JOB -
Retype the records that come next, word for word.

RECORDS SHOWN -
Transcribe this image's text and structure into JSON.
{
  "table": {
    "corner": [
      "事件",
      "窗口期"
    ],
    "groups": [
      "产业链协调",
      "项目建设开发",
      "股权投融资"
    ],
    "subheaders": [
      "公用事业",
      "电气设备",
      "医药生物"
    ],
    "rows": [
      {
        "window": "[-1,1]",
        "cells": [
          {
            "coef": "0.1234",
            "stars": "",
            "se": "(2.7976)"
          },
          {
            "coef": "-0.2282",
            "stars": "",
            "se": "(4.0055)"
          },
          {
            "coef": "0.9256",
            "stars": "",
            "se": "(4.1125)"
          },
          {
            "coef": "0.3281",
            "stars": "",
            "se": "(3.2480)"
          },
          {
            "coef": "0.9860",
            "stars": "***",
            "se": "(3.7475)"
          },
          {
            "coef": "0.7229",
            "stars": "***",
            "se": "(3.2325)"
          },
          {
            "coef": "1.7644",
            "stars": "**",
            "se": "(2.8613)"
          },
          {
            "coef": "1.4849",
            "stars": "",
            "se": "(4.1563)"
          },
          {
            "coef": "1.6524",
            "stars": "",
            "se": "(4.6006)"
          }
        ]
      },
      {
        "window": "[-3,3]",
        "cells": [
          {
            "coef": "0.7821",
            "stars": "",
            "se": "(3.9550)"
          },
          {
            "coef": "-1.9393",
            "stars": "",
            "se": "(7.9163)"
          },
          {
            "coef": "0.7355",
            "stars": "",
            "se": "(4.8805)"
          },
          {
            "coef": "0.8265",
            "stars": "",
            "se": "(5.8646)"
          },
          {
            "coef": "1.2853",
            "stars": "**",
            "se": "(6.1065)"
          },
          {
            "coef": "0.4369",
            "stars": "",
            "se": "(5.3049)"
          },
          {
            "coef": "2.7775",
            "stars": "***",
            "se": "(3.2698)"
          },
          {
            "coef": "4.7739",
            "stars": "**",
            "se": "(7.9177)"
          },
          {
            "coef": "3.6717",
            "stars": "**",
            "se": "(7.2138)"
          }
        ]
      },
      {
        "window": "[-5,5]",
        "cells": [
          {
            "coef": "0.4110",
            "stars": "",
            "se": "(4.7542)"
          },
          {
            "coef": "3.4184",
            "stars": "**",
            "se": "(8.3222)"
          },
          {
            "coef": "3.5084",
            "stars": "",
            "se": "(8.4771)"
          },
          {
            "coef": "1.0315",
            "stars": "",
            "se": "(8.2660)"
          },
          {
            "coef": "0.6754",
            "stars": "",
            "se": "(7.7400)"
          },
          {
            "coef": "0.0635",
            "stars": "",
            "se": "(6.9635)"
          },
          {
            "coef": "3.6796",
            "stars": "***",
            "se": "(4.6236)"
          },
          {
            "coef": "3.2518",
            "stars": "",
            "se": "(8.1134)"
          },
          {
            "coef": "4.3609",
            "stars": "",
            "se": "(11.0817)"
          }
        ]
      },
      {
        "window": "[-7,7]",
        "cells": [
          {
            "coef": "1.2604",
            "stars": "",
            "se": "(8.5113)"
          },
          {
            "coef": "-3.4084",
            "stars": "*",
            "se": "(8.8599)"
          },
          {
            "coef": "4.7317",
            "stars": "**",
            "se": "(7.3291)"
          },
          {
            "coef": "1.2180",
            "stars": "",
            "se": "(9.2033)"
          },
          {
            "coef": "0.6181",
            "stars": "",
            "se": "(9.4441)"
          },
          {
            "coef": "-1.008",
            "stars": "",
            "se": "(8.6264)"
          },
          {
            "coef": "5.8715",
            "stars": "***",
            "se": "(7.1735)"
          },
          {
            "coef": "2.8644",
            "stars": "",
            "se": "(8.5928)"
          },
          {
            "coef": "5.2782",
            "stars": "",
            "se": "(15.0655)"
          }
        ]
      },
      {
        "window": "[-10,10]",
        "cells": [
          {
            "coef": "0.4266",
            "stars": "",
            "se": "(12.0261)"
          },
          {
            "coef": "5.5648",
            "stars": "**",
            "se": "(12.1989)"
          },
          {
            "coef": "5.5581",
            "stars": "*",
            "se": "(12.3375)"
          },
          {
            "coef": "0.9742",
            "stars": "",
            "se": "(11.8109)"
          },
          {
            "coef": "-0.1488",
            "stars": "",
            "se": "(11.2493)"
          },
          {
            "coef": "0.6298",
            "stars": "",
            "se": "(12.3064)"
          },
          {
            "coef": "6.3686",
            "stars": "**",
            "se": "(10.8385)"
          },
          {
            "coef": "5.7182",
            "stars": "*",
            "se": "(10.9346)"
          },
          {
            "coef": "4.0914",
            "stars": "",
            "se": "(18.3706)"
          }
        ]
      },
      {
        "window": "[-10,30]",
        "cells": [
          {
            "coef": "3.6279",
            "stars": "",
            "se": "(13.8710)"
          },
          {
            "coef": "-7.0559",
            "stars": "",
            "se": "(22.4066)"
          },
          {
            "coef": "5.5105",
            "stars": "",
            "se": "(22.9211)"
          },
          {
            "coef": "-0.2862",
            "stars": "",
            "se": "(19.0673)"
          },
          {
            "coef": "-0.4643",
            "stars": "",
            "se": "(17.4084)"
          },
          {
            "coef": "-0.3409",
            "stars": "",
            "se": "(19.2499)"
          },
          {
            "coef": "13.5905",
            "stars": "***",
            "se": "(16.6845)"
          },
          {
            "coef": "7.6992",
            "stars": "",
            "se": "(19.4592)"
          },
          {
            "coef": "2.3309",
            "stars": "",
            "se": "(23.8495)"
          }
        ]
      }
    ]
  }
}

SOLUTION FOR THIS PROBLEM -
Transcribe this image's text and structure into JSON.
{
  "table": {
    "corner": [
      "事件",
      "窗口期"
    ],
    "groups": [
      "产业链协调",
      "项目建设开发",
      "股权投融资"
    ],
    "subheaders": [
      "公用事业",
      "电气设备",
      "医药生物"
    ],
    "rows": [
      {
        "window": "[-1,1]",
        "cells": [
          {
            "coef": "0.1234",
            "stars": "",
            "se": "(2.7976)"
          },
          {
            "coef": "-0.2282",
            "stars": "",
            "se": "(4.0055)"
          },
          {
            "coef": "0.9256",
            "stars": "",
            "se": "(4.1125)"
          },
          {
            "coef": "0.3281",
            "stars": "",
            "se": "(3.2480)"
          },
          {
            "coef": "0.9860",
            "stars": "***",
            "se": "(3.7475)"
          },
          {
            "coef": "0.7229",
            "stars": "***",
            "se": "(3.2325)"
          },
          {
            "coef": "1.7644",
            "stars": "**",
            "se": "(2.8613)"
          },
          {
            "coef": "1.4849",
            "stars": "",
            "se": "(4.1563)"
          },
          {
            "coef": "1.6524",
            "stars": "",
            "se": "(4.6006)"
          }
        ]
      },
      {
        "window": "[-3,3]",
        "cells": [
          {
            "coef": "0.7821",
            "stars": "",
            "se": "(3.9550)"
          },
          {
            "coef": "-1.9393",
            "stars": "",
            "se": "(7.9163)"
          },
          {
            "coef": "0.7355",
            "stars": "",
            "se": "(4.8805)"
          },
          {
            "coef": "0.8265",
            "stars": "",
            "se": "(5.8646)"
          },
          {
            "coef": "1.2853",
            "stars": "**",
            "se": "(6.1065)"
          },
          {
            "coef": "0.4369",
            "stars": "",
            "se": "(5.3049)"
          },
          {
            "coef": "2.7775",
            "stars": "***",
            "se": "(3.2698)"
          },
          {
            "coef": "4.7739",
            "stars": "**",
            "se": "(7.9177)"
          },
          {
            "coef": "3.6717",
            "stars": "**",
            "se": "(7.2138)"
          }
        ]
      },
      {
        "window": "[-5,5]",
        "cells": [
          {
            "coef": "0.4110",
            "stars": "",
            "se": "(4.7542)"
          },
          {
            "coef": "3.4184",
            "stars": "**",
            "se": "(8.3222)"
          },
          {
            "coef": "3.5084",
            "stars": "",
            "se": "(8.4771)"
          },
          {
            "coef": "1.0315",
            "stars": "",
            "se": "(8.2660)"
          },
          {
            "coef": "0.6754",
            "stars": "",
            "se": "(7.7400)"
          },
          {
            "coef": "0.0635",
            "stars": "",
            "se": "(6.9635)"
          },
          {
            "coef": "3.6796",
            "stars": "***",
            "se": "(4.6236)"
          },
          {
            "coef": "3.2518",
            "stars": "",
            "se": "(8.1134)"
          },
          {
            "coef": "4.3609",
            "stars": "",
            "se": "(11.0817)"
          }
        ]
      },
      {
        "window": "[-7,7]",
        "cells": [
          {
            "coef": "1.2604",
            "stars": "",
            "se": "(8.5113)"
          },
          {
            "coef": "-3.4084",
            "stars": "*",
            "se": "(8.8599)"
          },
          {
            "coef": "4.7317",
            "stars": "**",
            "se": "(7.3291)"
          },
          {
            "coef": "1.2180",
            "stars": "",
            "se": "(9.2033)"
          },
          {
            "coef": "0.6181",
            "stars": "",
            "se": "(9.4441)"
          },
          {
            "coef": "-1.008",
            "stars": "",
            "se": "(8.6264)"
          },
          {
            "coef": "5.8715",
            "stars": "***",
            "se": "(7.1735)"
          },
          {
            "coef": "2.8644",
            "stars": "",
            "se": "(8.5928)"
          },
          {
            "coef": "5.2782",
            "stars": "",
            "se": "(15.0655)"
          }
        ]
      },
      {
        "window": "[-10,10]",
        "cells": [
          {
            "coef": "0.4266",
            "stars": "",
            "se": "(12.0261)"
          },
          {
            "coef": "5.5648",
            "stars": "**",
            "se": "(12.1989)"
          },
          {
            "coef": "5.5581",
            "stars": "*",
            "se": "(12.3375)"
          },
          {
            "coef": "0.9742",
            "stars": "",
            "se": "(11.8109)"
          },
          {
            "coef": "-0.1488",
            "stars": "",
            "se": "(11.2493)"
          },
          {
            "coef": "0.6298",
            "stars": "",
            "se": "(12.3064)"
          },
          {
            "coef": "6.3686",
            "stars": "**",
            "se": "(10.8385)"
          },
          {
            "coef": "5.7182",
            "stars": "*",
            "se": "(10.9346)"
          },
          {
            "coef": "4.0914",
            "stars": "",
            "se": "(18.3706)"
          }
        ]
      },
      {
        "window": "[-10,30]",
        "cells": [
          {
            "coef": "3.6279",
            "stars": "",
            "se": "(13.8710)"
          },
          {
            "coef": "-7.0559",
            "stars": "",
            "se": "(22.4066)"
          },
          {
            "coef": "5.5105",
            "stars": "",
            "se": "(22.9211)"
          },
          {
            "coef": "-0.2862",
            "stars": "",
            "se": "(19.0673)"
          },
          {
            "coef": "-0.4643",
            "stars": "",
            "se": "(17.4084)"
          },
          {
            "coef": "-0.3409",
            "stars": "",
            "se": "(19.2499)"
          },
          {
            "coef": "13.5905",
            "stars": "***",
            "se": "(16.6845)"
          },
          {
            "coef": "7.6992",
            "stars": "",
            "se": "(19.4592)"
          },
          {
            "coef": "2.3309",
            "stars": "",
            "se": "(23.8495)"
          }
        ]
      }
    ]
  }
}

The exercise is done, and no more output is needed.